§ **Exercise objective**: Make an exact copy of all the material below, apart from the pictures.

§ **Records provided**:
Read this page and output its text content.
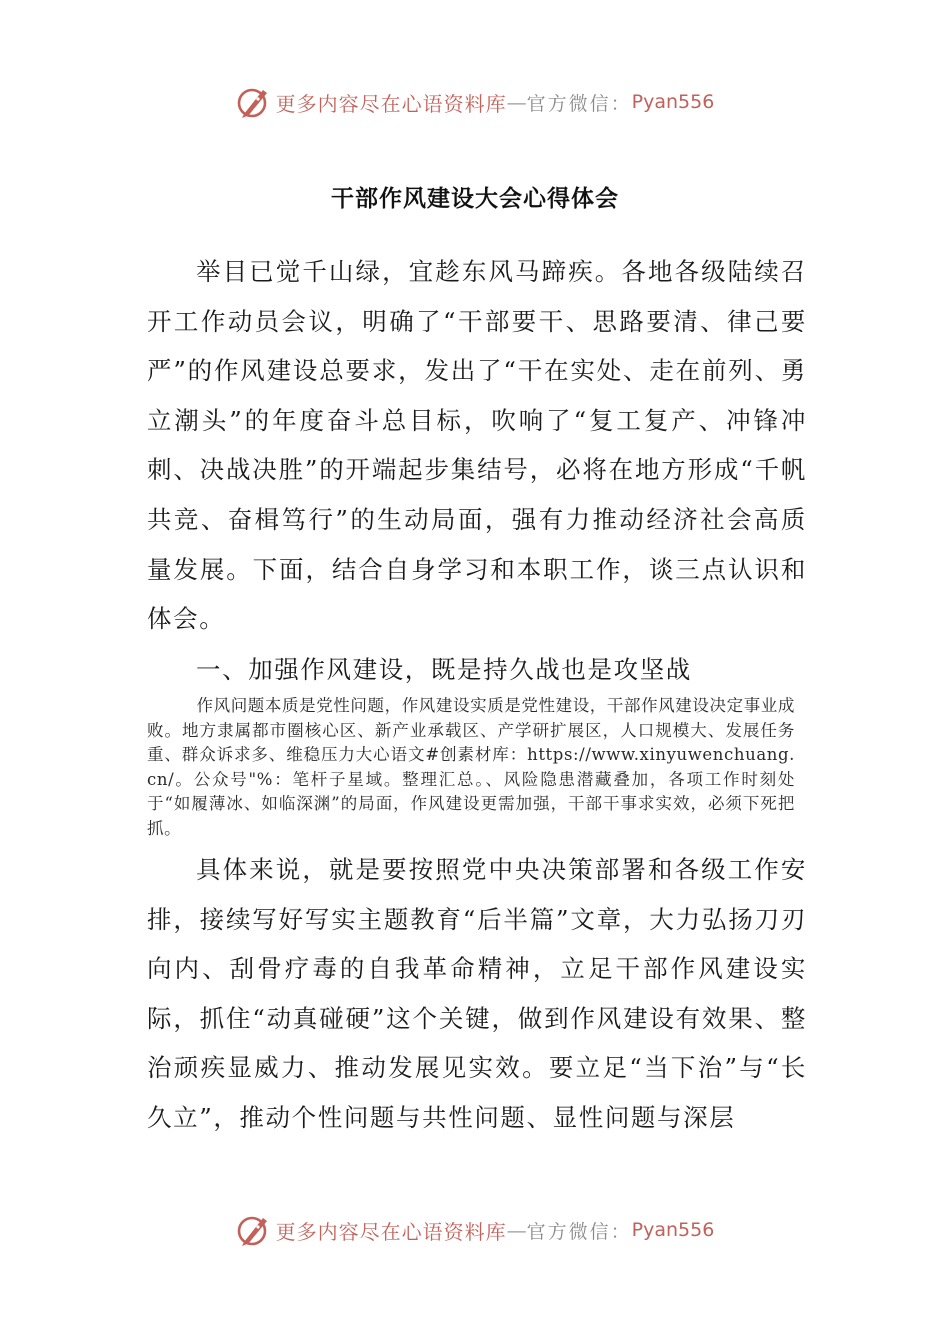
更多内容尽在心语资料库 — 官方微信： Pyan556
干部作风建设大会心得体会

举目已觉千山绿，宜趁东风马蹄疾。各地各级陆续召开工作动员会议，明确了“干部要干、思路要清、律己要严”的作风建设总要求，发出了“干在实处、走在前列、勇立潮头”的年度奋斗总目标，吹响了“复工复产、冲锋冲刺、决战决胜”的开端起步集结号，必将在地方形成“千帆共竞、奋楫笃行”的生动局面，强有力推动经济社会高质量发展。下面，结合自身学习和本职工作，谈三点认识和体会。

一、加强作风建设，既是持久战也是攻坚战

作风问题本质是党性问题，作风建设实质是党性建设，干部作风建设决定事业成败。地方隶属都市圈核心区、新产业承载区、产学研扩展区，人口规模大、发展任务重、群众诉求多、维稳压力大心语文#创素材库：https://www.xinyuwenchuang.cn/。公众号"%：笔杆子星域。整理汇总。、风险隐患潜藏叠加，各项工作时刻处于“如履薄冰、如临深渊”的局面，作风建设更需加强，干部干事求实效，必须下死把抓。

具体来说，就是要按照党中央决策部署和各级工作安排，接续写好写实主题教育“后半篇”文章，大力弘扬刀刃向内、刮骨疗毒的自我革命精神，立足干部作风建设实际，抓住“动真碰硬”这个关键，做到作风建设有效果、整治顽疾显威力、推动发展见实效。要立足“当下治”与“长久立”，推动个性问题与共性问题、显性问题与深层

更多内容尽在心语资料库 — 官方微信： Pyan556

§ **Result of this task**:
Read this page and output its text content.
更多内容尽在心语资料库 — 官方微信： Pyan556
干部作风建设大会心得体会

举目已觉千山绿，宜趁东风马蹄疾。各地各级陆续召开工作动员会议，明确了“干部要干、思路要清、律己要严”的作风建设总要求，发出了“干在实处、走在前列、勇立潮头”的年度奋斗总目标，吹响了“复工复产、冲锋冲刺、决战决胜”的开端起步集结号，必将在地方形成“千帆共竞、奋楫笃行”的生动局面，强有力推动经济社会高质量发展。下面，结合自身学习和本职工作，谈三点认识和体会。

一、加强作风建设，既是持久战也是攻坚战

作风问题本质是党性问题，作风建设实质是党性建设，干部作风建设决定事业成败。地方隶属都市圈核心区、新产业承载区、产学研扩展区，人口规模大、发展任务重、群众诉求多、维稳压力大心语文#创素材库：https://www.xinyuwenchuang.cn/。公众号"%：笔杆子星域。整理汇总。、风险隐患潜藏叠加，各项工作时刻处于“如履薄冰、如临深渊”的局面，作风建设更需加强，干部干事求实效，必须下死把抓。

具体来说，就是要按照党中央决策部署和各级工作安排，接续写好写实主题教育“后半篇”文章，大力弘扬刀刃向内、刮骨疗毒的自我革命精神，立足干部作风建设实际，抓住“动真碰硬”这个关键，做到作风建设有效果、整治顽疾显威力、推动发展见实效。要立足“当下治”与“长久立”，推动个性问题与共性问题、显性问题与深层

更多内容尽在心语资料库 — 官方微信： Pyan556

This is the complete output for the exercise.